■ INFORMATION PROVIDED:
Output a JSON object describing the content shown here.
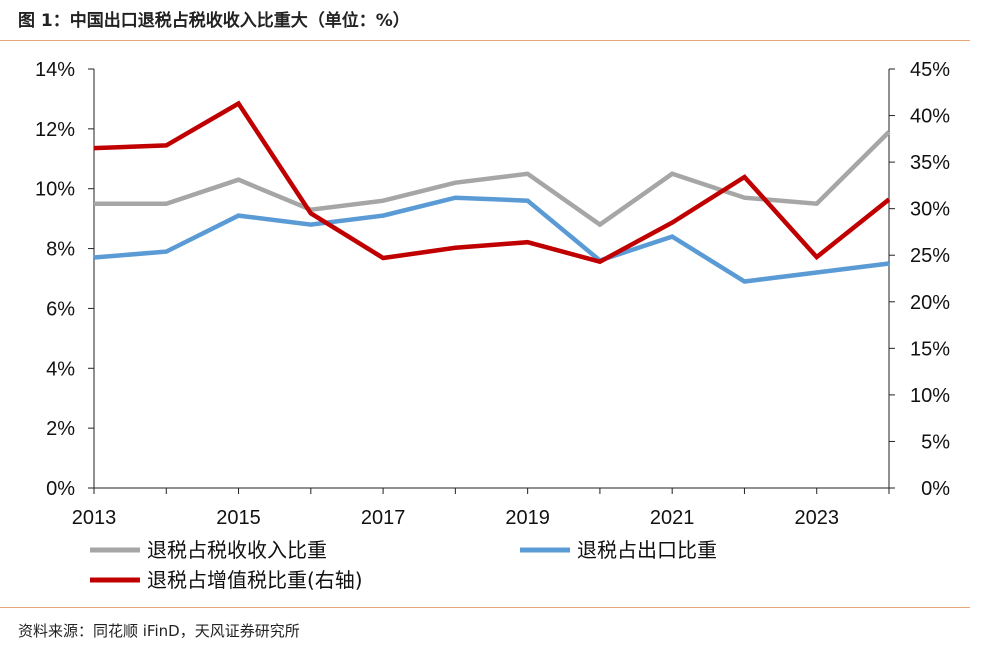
{
  "header": {
    "title": "图 1：中国出口退税占税收收入比重大（单位：%）"
  },
  "footer": {
    "source": "资料来源：同花顺 iFinD，天风证券研究所"
  },
  "chart_data": {
    "type": "line",
    "title": "图 1：中国出口退税占税收收入比重大（单位：%）",
    "x": [
      2013,
      2014,
      2015,
      2016,
      2017,
      2018,
      2019,
      2020,
      2021,
      2022,
      2023,
      2024
    ],
    "x_tick_labels": [
      "2013",
      "2015",
      "2017",
      "2019",
      "2021",
      "2023"
    ],
    "y_left": {
      "range": [
        0,
        14
      ],
      "ticks": [
        "0%",
        "2%",
        "4%",
        "6%",
        "8%",
        "10%",
        "12%",
        "14%"
      ]
    },
    "y_right": {
      "range": [
        0,
        45
      ],
      "ticks": [
        "0%",
        "5%",
        "10%",
        "15%",
        "20%",
        "25%",
        "30%",
        "35%",
        "40%",
        "45%"
      ]
    },
    "grid": false,
    "legend_position": "bottom",
    "series": [
      {
        "name": "退税占税收收入比重",
        "axis": "left",
        "color": "#a6a6a6",
        "values": [
          9.5,
          9.5,
          10.3,
          9.3,
          9.6,
          10.2,
          10.5,
          8.8,
          10.5,
          9.7,
          9.5,
          11.9
        ]
      },
      {
        "name": "退税占出口比重",
        "axis": "left",
        "color": "#5b9bd5",
        "values": [
          7.7,
          7.9,
          9.1,
          8.8,
          9.1,
          9.7,
          9.6,
          7.6,
          8.4,
          6.9,
          7.2,
          7.5
        ]
      },
      {
        "name": "退税占增值税比重(右轴)",
        "axis": "right",
        "color": "#c00000",
        "values": [
          36.5,
          36.8,
          41.3,
          29.5,
          24.7,
          25.8,
          26.4,
          24.3,
          28.5,
          33.4,
          24.8,
          31.0
        ]
      }
    ]
  }
}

■ THE PROBLEM: Return the listing above in full and without alteration, excluding its pictures.

■ FULL SOLUTION:
Output a JSON object describing the content shown here.
{
  "header": {
    "title": "图 1：中国出口退税占税收收入比重大（单位：%）"
  },
  "footer": {
    "source": "资料来源：同花顺 iFinD，天风证券研究所"
  },
  "chart_data": {
    "type": "line",
    "title": "图 1：中国出口退税占税收收入比重大（单位：%）",
    "x": [
      2013,
      2014,
      2015,
      2016,
      2017,
      2018,
      2019,
      2020,
      2021,
      2022,
      2023,
      2024
    ],
    "x_tick_labels": [
      "2013",
      "2015",
      "2017",
      "2019",
      "2021",
      "2023"
    ],
    "y_left": {
      "range": [
        0,
        14
      ],
      "ticks": [
        "0%",
        "2%",
        "4%",
        "6%",
        "8%",
        "10%",
        "12%",
        "14%"
      ]
    },
    "y_right": {
      "range": [
        0,
        45
      ],
      "ticks": [
        "0%",
        "5%",
        "10%",
        "15%",
        "20%",
        "25%",
        "30%",
        "35%",
        "40%",
        "45%"
      ]
    },
    "grid": false,
    "legend_position": "bottom",
    "series": [
      {
        "name": "退税占税收收入比重",
        "axis": "left",
        "color": "#a6a6a6",
        "values": [
          9.5,
          9.5,
          10.3,
          9.3,
          9.6,
          10.2,
          10.5,
          8.8,
          10.5,
          9.7,
          9.5,
          11.9
        ]
      },
      {
        "name": "退税占出口比重",
        "axis": "left",
        "color": "#5b9bd5",
        "values": [
          7.7,
          7.9,
          9.1,
          8.8,
          9.1,
          9.7,
          9.6,
          7.6,
          8.4,
          6.9,
          7.2,
          7.5
        ]
      },
      {
        "name": "退税占增值税比重(右轴)",
        "axis": "right",
        "color": "#c00000",
        "values": [
          36.5,
          36.8,
          41.3,
          29.5,
          24.7,
          25.8,
          26.4,
          24.3,
          28.5,
          33.4,
          24.8,
          31.0
        ]
      }
    ]
  }
}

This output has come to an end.